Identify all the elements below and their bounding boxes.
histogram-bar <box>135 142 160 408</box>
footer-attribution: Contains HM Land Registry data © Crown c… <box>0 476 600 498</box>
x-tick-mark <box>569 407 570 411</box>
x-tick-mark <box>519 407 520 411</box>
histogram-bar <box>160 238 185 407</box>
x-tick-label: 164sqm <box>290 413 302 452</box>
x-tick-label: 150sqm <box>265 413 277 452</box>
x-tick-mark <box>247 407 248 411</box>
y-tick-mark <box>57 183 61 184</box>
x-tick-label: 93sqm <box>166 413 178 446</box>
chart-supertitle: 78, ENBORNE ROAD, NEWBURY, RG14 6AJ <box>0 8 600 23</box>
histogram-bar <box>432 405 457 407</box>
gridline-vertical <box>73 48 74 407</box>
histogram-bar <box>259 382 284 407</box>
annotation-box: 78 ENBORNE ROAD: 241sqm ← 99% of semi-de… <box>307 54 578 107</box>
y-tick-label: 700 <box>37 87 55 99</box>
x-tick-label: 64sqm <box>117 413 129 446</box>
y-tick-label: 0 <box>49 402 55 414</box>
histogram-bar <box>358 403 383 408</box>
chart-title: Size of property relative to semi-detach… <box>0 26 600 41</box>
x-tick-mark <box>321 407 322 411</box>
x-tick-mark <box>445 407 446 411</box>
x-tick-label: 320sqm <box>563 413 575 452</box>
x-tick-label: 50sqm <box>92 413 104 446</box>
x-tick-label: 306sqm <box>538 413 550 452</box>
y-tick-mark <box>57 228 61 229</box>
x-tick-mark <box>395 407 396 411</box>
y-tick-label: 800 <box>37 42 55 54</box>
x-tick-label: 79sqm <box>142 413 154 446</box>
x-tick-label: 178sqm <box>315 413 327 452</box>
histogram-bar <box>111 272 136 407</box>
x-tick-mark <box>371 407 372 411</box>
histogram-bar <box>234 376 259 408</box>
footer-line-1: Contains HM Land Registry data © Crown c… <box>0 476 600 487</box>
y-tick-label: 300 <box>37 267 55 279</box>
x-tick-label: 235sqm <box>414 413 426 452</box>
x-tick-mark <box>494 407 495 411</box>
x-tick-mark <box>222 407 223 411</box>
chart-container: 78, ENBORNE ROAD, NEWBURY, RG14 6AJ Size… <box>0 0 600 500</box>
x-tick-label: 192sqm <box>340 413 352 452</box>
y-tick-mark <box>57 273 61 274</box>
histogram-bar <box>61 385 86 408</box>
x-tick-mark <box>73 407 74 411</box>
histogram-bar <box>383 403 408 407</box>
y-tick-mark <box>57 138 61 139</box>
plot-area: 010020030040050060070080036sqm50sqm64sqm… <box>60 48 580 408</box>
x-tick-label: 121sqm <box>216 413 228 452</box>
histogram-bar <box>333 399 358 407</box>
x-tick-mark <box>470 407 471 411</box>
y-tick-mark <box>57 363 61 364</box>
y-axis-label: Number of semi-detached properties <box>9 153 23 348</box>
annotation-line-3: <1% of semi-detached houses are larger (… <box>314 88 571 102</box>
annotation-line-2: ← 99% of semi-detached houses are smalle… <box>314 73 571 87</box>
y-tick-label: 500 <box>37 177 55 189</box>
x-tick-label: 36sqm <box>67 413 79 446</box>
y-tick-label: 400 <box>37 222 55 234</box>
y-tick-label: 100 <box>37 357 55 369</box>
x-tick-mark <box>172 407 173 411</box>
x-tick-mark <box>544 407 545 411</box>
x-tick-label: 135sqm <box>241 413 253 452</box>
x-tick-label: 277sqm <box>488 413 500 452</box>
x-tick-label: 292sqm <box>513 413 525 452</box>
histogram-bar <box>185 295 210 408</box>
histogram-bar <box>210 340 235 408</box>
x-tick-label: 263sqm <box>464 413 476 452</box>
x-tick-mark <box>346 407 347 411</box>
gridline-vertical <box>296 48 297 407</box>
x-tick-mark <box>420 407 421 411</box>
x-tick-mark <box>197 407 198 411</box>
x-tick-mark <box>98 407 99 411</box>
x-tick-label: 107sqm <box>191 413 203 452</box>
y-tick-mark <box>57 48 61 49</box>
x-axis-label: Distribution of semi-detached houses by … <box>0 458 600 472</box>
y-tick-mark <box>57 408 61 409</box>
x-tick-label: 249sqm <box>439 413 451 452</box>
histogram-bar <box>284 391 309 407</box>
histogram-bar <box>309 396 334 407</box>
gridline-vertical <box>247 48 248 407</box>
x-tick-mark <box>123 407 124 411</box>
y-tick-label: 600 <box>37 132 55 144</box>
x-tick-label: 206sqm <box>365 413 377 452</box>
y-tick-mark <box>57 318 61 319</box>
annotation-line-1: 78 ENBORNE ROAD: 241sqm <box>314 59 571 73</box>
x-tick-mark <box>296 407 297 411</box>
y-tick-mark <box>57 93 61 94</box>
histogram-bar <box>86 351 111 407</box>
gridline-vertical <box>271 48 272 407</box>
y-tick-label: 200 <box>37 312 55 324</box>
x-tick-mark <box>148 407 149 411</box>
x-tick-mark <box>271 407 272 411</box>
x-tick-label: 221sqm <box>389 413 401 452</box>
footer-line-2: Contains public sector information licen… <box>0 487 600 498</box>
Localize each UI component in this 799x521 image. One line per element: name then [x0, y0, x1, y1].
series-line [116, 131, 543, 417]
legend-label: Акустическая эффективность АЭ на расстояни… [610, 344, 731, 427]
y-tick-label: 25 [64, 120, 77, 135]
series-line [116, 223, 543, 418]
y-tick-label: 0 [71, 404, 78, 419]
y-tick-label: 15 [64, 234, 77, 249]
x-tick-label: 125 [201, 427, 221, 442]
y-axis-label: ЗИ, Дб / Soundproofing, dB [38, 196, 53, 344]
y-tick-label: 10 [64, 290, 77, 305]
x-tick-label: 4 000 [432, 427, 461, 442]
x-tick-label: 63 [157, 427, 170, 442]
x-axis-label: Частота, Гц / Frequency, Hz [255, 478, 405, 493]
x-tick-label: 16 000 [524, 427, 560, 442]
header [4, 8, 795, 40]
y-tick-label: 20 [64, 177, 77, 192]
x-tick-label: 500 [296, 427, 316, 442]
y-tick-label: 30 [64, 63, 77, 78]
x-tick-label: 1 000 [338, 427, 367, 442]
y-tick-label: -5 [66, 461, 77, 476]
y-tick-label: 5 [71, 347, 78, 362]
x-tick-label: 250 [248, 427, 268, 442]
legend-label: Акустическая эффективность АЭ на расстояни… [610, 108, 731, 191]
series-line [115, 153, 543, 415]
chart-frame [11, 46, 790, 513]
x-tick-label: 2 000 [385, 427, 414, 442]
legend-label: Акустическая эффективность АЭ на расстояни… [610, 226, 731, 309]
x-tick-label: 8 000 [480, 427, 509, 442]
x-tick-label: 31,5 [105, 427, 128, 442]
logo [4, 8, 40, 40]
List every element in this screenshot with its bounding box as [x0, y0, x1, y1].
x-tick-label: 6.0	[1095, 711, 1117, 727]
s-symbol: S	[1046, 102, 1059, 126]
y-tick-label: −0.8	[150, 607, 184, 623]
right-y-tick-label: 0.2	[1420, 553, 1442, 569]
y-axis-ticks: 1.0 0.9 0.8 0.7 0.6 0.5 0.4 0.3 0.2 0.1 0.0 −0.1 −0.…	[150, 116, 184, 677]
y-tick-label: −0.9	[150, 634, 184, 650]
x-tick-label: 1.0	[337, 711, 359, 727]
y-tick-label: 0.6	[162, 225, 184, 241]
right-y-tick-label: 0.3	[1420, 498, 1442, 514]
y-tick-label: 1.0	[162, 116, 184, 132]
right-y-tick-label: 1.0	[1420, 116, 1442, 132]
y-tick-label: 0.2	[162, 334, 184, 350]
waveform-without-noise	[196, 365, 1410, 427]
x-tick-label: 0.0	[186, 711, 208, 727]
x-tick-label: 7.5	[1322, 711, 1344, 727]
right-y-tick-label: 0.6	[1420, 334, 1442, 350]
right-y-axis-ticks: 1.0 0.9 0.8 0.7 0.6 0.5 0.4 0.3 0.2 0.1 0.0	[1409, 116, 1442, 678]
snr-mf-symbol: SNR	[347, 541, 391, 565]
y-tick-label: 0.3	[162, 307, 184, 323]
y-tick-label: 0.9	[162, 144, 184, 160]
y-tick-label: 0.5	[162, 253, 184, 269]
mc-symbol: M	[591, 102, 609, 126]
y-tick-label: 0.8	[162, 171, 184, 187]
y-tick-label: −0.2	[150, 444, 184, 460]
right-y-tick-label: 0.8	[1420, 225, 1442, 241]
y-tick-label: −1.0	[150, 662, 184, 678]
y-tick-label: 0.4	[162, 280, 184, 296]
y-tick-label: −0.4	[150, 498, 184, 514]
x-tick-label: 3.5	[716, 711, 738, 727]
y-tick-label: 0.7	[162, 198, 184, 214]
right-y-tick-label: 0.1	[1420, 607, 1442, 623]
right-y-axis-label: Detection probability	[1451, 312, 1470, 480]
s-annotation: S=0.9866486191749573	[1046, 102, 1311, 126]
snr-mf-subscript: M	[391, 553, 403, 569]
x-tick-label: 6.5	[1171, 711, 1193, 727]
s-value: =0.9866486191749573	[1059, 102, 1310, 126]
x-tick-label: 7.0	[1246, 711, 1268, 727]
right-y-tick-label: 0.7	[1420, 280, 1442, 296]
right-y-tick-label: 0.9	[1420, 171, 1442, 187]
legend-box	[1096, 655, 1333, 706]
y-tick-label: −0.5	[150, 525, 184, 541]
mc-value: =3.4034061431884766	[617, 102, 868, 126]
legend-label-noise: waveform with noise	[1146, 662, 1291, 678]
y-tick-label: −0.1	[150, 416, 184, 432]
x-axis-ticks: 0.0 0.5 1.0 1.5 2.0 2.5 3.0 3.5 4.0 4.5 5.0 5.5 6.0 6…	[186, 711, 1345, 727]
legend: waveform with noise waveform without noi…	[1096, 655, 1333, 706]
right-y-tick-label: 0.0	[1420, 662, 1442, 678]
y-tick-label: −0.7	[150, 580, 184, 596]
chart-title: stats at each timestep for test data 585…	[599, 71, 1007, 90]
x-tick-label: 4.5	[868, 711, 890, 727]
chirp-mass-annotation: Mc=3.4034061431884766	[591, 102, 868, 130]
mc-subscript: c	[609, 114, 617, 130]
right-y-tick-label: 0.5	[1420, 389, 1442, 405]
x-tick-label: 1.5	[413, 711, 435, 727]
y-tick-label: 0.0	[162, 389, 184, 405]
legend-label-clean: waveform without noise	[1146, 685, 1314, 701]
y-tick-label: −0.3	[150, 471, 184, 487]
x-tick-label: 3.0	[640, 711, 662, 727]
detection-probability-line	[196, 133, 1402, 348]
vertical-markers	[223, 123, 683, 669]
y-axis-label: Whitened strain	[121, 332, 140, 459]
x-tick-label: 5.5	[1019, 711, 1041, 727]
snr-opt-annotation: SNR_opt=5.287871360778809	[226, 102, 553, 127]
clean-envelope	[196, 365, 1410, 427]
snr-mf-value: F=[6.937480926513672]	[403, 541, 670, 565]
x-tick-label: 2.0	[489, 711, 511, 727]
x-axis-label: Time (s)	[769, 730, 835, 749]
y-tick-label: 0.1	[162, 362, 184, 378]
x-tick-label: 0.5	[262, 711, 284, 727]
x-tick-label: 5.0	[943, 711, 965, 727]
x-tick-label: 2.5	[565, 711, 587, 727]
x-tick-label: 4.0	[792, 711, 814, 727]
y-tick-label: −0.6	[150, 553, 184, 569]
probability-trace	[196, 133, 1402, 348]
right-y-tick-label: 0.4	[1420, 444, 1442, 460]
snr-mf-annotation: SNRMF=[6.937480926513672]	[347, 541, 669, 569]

■ ■ ■

What you need to do: Put the rows from the start of the records through the line containing "x-tick-label: 178sqm <box>315", both ends included, into a Markdown table with the columns Index and Content, giving each line its number and skipping blank lines.

Exercise output:
| Index | Content |
|---|---|
| 1 | Identify all the elements below and their bounding boxes. |
| 2 | histogram-bar <box>135 142 160 408</box> |
| 3 | footer-attribution: Contains HM Land Registry data © Crown c… <box>0 476 600 498</box> |
| 4 | x-tick-mark <box>569 407 570 411</box> |
| 5 | x-tick-mark <box>519 407 520 411</box> |
| 6 | histogram-bar <box>160 238 185 407</box> |
| 7 | x-tick-label: 164sqm <box>290 413 302 452</box> |
| 8 | x-tick-label: 150sqm <box>265 413 277 452</box> |
| 9 | x-tick-mark <box>247 407 248 411</box> |
| 10 | y-tick-mark <box>57 183 61 184</box> |
| 11 | x-tick-label: 93sqm <box>166 413 178 446</box> |
| 12 | chart-supertitle: 78, ENBORNE ROAD, NEWBURY, RG14 6AJ <box>0 8 600 23</box> |
| 13 | histogram-bar <box>432 405 457 407</box> |
| 14 | gridline-vertical <box>73 48 74 407</box> |
| 15 | histogram-bar <box>259 382 284 407</box> |
| 16 | annotation-box: 78 ENBORNE ROAD: 241sqm ← 99% of semi-de… <box>307 54 578 107</box> |
| 17 | y-tick-label: 700 <box>37 87 55 99</box> |
| 18 | x-tick-label: 64sqm <box>117 413 129 446</box> |
| 19 | y-tick-label: 0 <box>49 402 55 414</box> |
| 20 | histogram-bar <box>358 403 383 408</box> |
| 21 | chart-title: Size of property relative to semi-detach… <box>0 26 600 41</box> |
| 22 | x-tick-mark <box>321 407 322 411</box> |
| 23 | x-tick-mark <box>445 407 446 411</box> |
| 24 | x-tick-label: 320sqm <box>563 413 575 452</box> |
| 25 | x-tick-label: 50sqm <box>92 413 104 446</box> |
| 26 | x-tick-label: 306sqm <box>538 413 550 452</box> |
| 27 | y-tick-mark <box>57 228 61 229</box> |
| 28 | x-tick-mark <box>395 407 396 411</box> |
| 29 | y-tick-label: 800 <box>37 42 55 54</box> |
| 30 | x-tick-label: 79sqm <box>142 413 154 446</box> |
| 31 | x-tick-label: 178sqm <box>315 413 327 452</box> |